[The request] From the entries below, copy every line holding the word "title".

[The input]
--------------------------------

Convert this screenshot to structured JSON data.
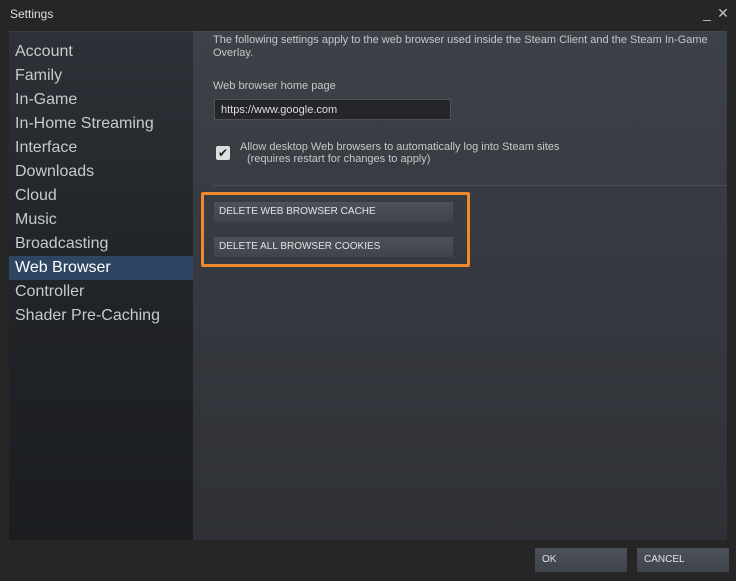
{
  "window": {
    "title": "Settings",
    "minimize_glyph": "_",
    "close_glyph": "✕"
  },
  "sidebar": {
    "items": [
      {
        "label": "Account"
      },
      {
        "label": "Family"
      },
      {
        "label": "In-Game"
      },
      {
        "label": "In-Home Streaming"
      },
      {
        "label": "Interface"
      },
      {
        "label": "Downloads"
      },
      {
        "label": "Cloud"
      },
      {
        "label": "Music"
      },
      {
        "label": "Broadcasting"
      },
      {
        "label": "Web Browser",
        "active": true
      },
      {
        "label": "Controller"
      },
      {
        "label": "Shader Pre-Caching"
      }
    ]
  },
  "web_browser": {
    "description_line1": "The following settings apply to the web browser used inside the Steam Client and the Steam In-Game",
    "description_line2": "Overlay.",
    "home_page_label": "Web browser home page",
    "home_page_value": "https://www.google.com",
    "auto_login_checked": true,
    "check_glyph": "✔",
    "auto_login_label": "Allow desktop Web browsers to automatically log into Steam sites",
    "auto_login_note": "(requires restart for changes to apply)",
    "delete_cache_label": "DELETE WEB BROWSER CACHE",
    "delete_cookies_label": "DELETE ALL BROWSER COOKIES"
  },
  "footer": {
    "ok_label": "OK",
    "cancel_label": "CANCEL"
  },
  "colors": {
    "highlight": "#ee8a2e",
    "active_nav": "#2f4662"
  }
}
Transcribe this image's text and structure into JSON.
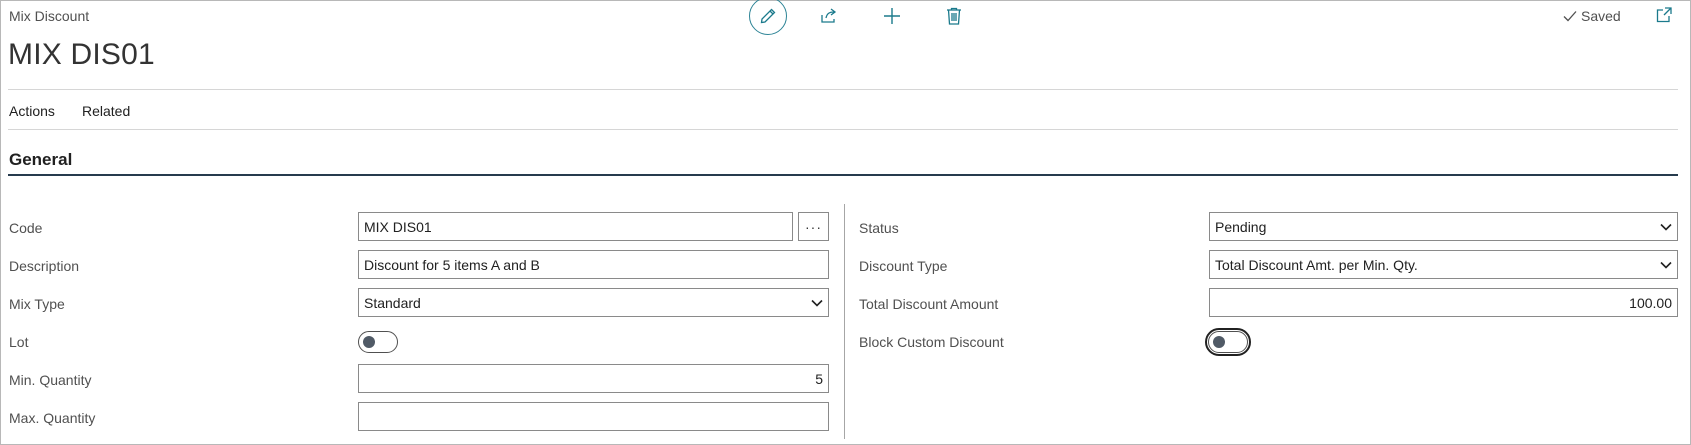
{
  "header": {
    "breadcrumb": "Mix Discount",
    "title": "MIX DIS01",
    "saved_label": "Saved"
  },
  "menu": {
    "actions": "Actions",
    "related": "Related"
  },
  "section": {
    "title": "General"
  },
  "left_fields": {
    "code": {
      "label": "Code",
      "value": "MIX DIS01",
      "assist": "···"
    },
    "description": {
      "label": "Description",
      "value": "Discount for 5 items A and B"
    },
    "mix_type": {
      "label": "Mix Type",
      "value": "Standard"
    },
    "lot": {
      "label": "Lot",
      "value": false
    },
    "min_quantity": {
      "label": "Min. Quantity",
      "value": "5"
    },
    "max_quantity": {
      "label": "Max. Quantity",
      "value": ""
    }
  },
  "right_fields": {
    "status": {
      "label": "Status",
      "value": "Pending"
    },
    "discount_type": {
      "label": "Discount Type",
      "value": "Total Discount Amt. per Min. Qty."
    },
    "total_discount_amount": {
      "label": "Total Discount Amount",
      "value": "100.00"
    },
    "block_custom_discount": {
      "label": "Block Custom Discount",
      "value": false
    }
  },
  "icons": {
    "edit": "pencil-icon",
    "share": "share-icon",
    "add": "plus-icon",
    "delete": "trash-icon",
    "saved": "checkmark-icon",
    "popout": "open-in-new-window-icon",
    "dropdown": "chevron-down-icon"
  },
  "colors": {
    "accent": "#1b7a8c",
    "section_rule": "#263b4d",
    "border": "#8a8a8a"
  }
}
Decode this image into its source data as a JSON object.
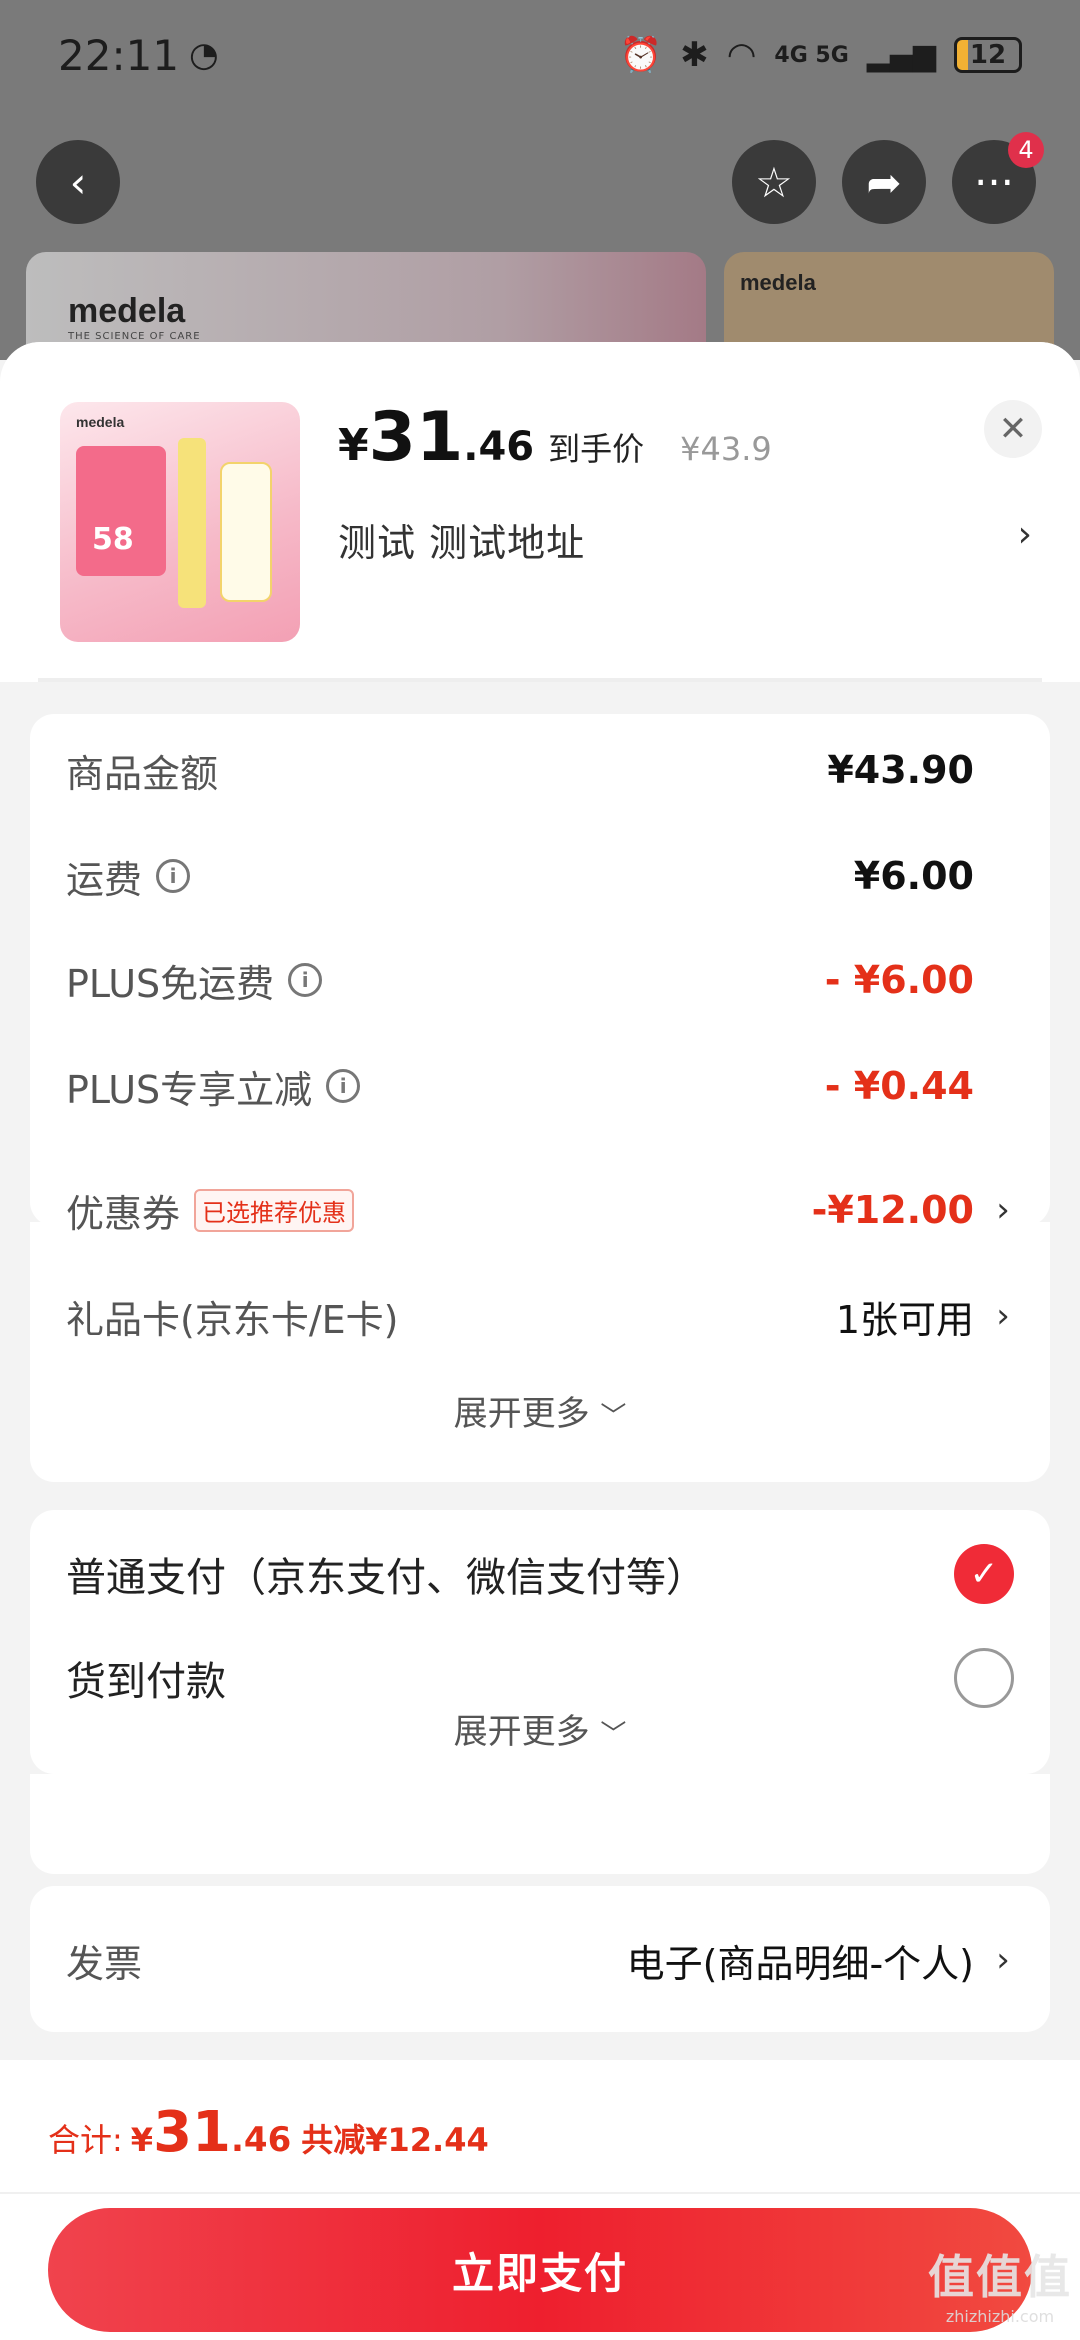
{
  "status_bar": {
    "time": "22:11",
    "network": "4G 5G",
    "battery": "12"
  },
  "nav": {
    "cart_badge": "4"
  },
  "banner": {
    "brand": "medela",
    "tagline": "THE SCIENCE OF CARE",
    "brand_2": "medela"
  },
  "product": {
    "price_symbol": "¥",
    "price_int": "31",
    "price_dec": ".46",
    "price_tag": "到手价",
    "original_price": "¥43.9",
    "address": "测试  测试地址",
    "thumb_brand": "medela",
    "thumb_badge": "58"
  },
  "costs": {
    "rows": [
      {
        "label": "商品金额",
        "value": "¥43.90"
      },
      {
        "label": "运费",
        "value": "¥6.00"
      },
      {
        "label": "PLUS免运费",
        "value": "- ¥6.00"
      },
      {
        "label": "PLUS专享立减",
        "value": "- ¥0.44"
      },
      {
        "label": "优惠券",
        "tag": "已选推荐优惠",
        "value": "-¥12.00"
      },
      {
        "label": "礼品卡(京东卡/E卡)",
        "value": "1张可用"
      }
    ],
    "expand": "展开更多"
  },
  "payment": {
    "options": [
      {
        "label": "普通支付（京东支付、微信支付等）",
        "selected": true
      },
      {
        "label": "货到付款",
        "selected": false
      }
    ],
    "expand": "展开更多"
  },
  "invoice": {
    "label": "发票",
    "value": "电子(商品明细-个人)"
  },
  "footer": {
    "total_label": "合计:",
    "total_symbol": "¥",
    "total_int": "31",
    "total_dec": ".46",
    "savings": "共减¥12.44",
    "pay_button": "立即支付"
  },
  "watermark": {
    "main": "值值值",
    "sub": "zhizhizhi.com"
  },
  "colors": {
    "accent_red": "#e43019",
    "button_red": "#ee1f2e"
  }
}
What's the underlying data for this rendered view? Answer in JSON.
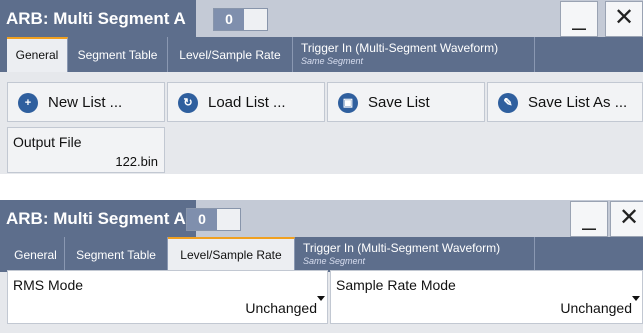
{
  "panel1": {
    "title": "ARB: Multi Segment A",
    "counter": "0",
    "minimize": "_",
    "close": "✕",
    "tabs": [
      "General",
      "Segment Table",
      "Level/Sample Rate",
      "Trigger In (Multi-Segment Waveform)"
    ],
    "trigger_sub": "Same Segment",
    "actions": [
      "New List ...",
      "Load List ...",
      "Save List",
      "Save List As ..."
    ],
    "output_file": {
      "label": "Output File",
      "value": "122.bin"
    }
  },
  "panel2": {
    "title": "ARB: Multi Segment A",
    "counter": "0",
    "minimize": "_",
    "close": "✕",
    "tabs": [
      "General",
      "Segment Table",
      "Level/Sample Rate",
      "Trigger In (Multi-Segment Waveform)"
    ],
    "trigger_sub": "Same Segment",
    "rms_mode": {
      "label": "RMS Mode",
      "value": "Unchanged"
    },
    "sample_rate_mode": {
      "label": "Sample Rate Mode",
      "value": "Unchanged"
    }
  },
  "icons": [
    "new-list-icon",
    "load-list-icon",
    "save-list-icon",
    "save-list-as-icon"
  ]
}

--------------------------------

[Right answer]
    "title": "Settings",
    "title": "MIX DIS01",
    "title": "General"
    "title": "ARB: Multi Segment A",
    "title": "ARB: Multi Segment A",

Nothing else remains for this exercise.